- **Verilen Görev 1**
Festival yazısındaki "Aynı bölümde, soğuk nevale fakat çok iyi yönetmen Bertrand Blier’in de son filmi var." cümlesini İngilizceye çevirir misin?
- **Verilen Görev 2**
Festival yazısında "Israrla bugüne kadar" sözleriyle açılıp "film yapmasını diliyoruz." sözleriyle kapanan kısmı hiç değiştirmeden yeniden yazar mısın?

- **Gösterilen Metin**
· · ·

Israrla bugüne kadar bağımsız kalan kıymetli yönetmenim John Sayles de “Amigo” adlı filmiyle “Yıllara Meydan Okuyanlar” bölümünde yeralıyor. Aynı bölümde, soğuk nevale fakat çok iyi yönetmen Bertrand Blier’in de son filmi var. Üstat “Le bruit des glaçons / Buz Sesi”nde, kanserin evine taşındığı bir adamın hikâyesini anlatmış, doğru söylüyorum. Peter Weir, Nikita Mikhalkov, Zhang Yimou, Stephen Frears de, Festivalin en iyi bölümlerinden biri olan “Yıllara Meydan Okuyanlar”ın yönetmenleri arasında. Ama beni asıl ilgilendiren, hemen hemen her yıl bir film yaparak gençliğini sürdüren 1908 Aralık doğumlu Portekizli yönetmen Manoel de Oliveira. Kendisine saygılarımızı sunuyoruz ve bir mucize ile daha onlarca yıl film yapmasını diliyoruz.

· · ·

- **Çıkarılan Bilgiler**
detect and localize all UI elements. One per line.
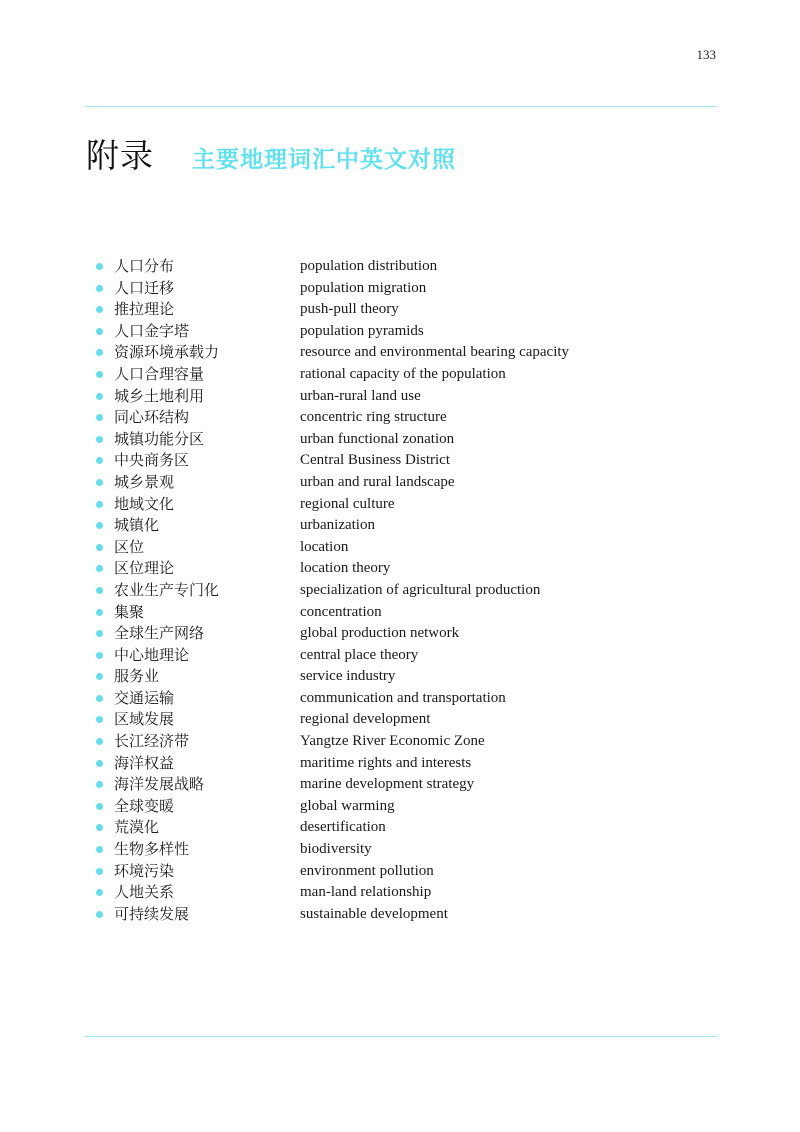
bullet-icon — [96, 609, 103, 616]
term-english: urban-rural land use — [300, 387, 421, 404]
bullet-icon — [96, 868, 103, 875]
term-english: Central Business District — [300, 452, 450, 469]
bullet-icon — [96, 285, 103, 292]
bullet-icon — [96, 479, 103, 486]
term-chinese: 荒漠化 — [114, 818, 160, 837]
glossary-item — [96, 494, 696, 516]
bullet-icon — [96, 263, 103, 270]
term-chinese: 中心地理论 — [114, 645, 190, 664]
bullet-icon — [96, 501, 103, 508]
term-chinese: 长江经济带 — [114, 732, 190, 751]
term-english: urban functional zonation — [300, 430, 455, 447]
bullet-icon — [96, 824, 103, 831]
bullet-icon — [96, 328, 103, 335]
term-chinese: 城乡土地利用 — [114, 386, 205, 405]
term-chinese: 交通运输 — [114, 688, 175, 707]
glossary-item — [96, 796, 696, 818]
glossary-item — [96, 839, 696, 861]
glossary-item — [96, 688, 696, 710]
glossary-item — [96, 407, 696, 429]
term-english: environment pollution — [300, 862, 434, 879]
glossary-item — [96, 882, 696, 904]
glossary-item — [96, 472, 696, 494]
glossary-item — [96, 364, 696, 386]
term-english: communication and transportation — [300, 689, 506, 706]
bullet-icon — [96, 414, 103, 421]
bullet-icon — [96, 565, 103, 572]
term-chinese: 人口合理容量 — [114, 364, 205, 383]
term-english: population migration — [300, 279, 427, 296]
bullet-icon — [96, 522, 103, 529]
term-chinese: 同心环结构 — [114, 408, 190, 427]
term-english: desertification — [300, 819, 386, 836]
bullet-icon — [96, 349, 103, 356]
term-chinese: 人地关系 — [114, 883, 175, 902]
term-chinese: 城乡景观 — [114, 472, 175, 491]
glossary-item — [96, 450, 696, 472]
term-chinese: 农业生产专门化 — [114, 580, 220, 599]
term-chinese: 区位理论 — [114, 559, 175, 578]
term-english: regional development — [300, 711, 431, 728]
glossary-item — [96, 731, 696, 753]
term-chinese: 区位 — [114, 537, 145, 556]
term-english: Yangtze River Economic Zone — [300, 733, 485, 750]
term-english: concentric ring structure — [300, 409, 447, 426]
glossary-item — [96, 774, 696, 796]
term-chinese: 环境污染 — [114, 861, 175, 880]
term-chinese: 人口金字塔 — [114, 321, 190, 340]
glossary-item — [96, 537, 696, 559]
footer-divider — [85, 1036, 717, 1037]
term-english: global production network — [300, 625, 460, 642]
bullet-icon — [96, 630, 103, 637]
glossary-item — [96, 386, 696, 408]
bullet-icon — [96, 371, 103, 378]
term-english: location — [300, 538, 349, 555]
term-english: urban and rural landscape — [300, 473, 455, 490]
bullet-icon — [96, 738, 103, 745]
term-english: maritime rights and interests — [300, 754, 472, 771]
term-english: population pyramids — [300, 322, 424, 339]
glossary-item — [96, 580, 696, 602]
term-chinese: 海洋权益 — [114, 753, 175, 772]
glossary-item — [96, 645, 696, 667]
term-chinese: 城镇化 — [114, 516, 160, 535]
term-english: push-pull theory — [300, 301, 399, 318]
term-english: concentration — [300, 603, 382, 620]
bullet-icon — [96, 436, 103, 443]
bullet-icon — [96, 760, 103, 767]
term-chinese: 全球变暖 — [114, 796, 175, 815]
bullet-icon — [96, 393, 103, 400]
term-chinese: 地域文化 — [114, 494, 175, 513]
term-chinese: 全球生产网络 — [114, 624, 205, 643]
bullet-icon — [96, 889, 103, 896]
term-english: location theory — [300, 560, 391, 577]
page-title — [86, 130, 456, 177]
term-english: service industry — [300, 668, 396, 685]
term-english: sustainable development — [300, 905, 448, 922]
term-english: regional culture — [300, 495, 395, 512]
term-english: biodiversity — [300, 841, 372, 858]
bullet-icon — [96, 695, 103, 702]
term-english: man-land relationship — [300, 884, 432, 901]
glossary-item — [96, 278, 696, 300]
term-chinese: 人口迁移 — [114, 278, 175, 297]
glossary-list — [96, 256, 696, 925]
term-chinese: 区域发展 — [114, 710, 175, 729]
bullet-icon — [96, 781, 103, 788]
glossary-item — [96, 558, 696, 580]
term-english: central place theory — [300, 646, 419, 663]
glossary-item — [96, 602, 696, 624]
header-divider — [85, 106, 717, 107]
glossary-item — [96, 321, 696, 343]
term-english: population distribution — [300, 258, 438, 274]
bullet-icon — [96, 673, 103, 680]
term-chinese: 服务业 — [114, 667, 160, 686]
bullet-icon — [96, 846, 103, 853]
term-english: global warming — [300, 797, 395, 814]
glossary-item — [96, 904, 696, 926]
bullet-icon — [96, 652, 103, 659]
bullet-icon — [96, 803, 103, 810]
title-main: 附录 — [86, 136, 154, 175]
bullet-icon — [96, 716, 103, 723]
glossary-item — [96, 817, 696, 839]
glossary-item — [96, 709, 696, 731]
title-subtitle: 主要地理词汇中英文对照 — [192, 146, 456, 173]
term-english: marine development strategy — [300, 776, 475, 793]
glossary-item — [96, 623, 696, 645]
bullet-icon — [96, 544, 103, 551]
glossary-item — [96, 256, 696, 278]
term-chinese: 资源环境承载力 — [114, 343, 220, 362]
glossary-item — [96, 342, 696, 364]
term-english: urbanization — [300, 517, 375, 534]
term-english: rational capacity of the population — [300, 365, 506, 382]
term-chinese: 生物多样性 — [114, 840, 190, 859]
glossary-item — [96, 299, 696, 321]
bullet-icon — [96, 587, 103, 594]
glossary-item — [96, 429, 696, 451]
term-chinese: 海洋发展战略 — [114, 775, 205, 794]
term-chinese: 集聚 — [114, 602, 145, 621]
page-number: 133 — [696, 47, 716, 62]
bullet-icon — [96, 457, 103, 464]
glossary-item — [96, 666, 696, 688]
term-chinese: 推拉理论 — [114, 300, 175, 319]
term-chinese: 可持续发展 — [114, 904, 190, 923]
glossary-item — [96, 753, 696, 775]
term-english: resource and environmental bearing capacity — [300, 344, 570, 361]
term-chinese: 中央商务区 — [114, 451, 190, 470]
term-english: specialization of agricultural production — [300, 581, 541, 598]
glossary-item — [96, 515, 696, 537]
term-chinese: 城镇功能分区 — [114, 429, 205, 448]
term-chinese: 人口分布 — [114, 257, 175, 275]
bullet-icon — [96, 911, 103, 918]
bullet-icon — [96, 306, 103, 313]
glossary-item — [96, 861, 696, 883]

· · ·

- **Tam Çözüm 1**
The same section also features the latest film by Bertrand Blier, a rather cold fish but a very good director.

- **Tam Çözüm 2**
Israrla bugüne kadar bağımsız kalan kıymetli yönetmenim John Sayles de “Amigo” adlı filmiyle “Yıllara Meydan Okuyanlar” bölümünde yeralıyor. Aynı bölümde, soğuk nevale fakat çok iyi yönetmen Bertrand Blier’in de son filmi var. Üstat “Le bruit des glaçons / Buz Sesi”nde, kanserin evine taşındığı bir adamın hikâyesini anlatmış, doğru söylüyorum. Peter Weir, Nikita Mikhalkov, Zhang Yimou, Stephen Frears de, Festivalin en iyi bölümlerinden biri olan “Yıllara Meydan Okuyanlar”ın yönetmenleri arasında. Ama beni asıl ilgilendiren, hemen hemen her yıl bir film yaparak gençliğini sürdüren 1908 Aralık doğumlu Portekizli yönetmen Manoel de Oliveira. Kendisine saygılarımızı sunuyoruz ve bir mucize ile daha onlarca yıl film yapmasını diliyoruz.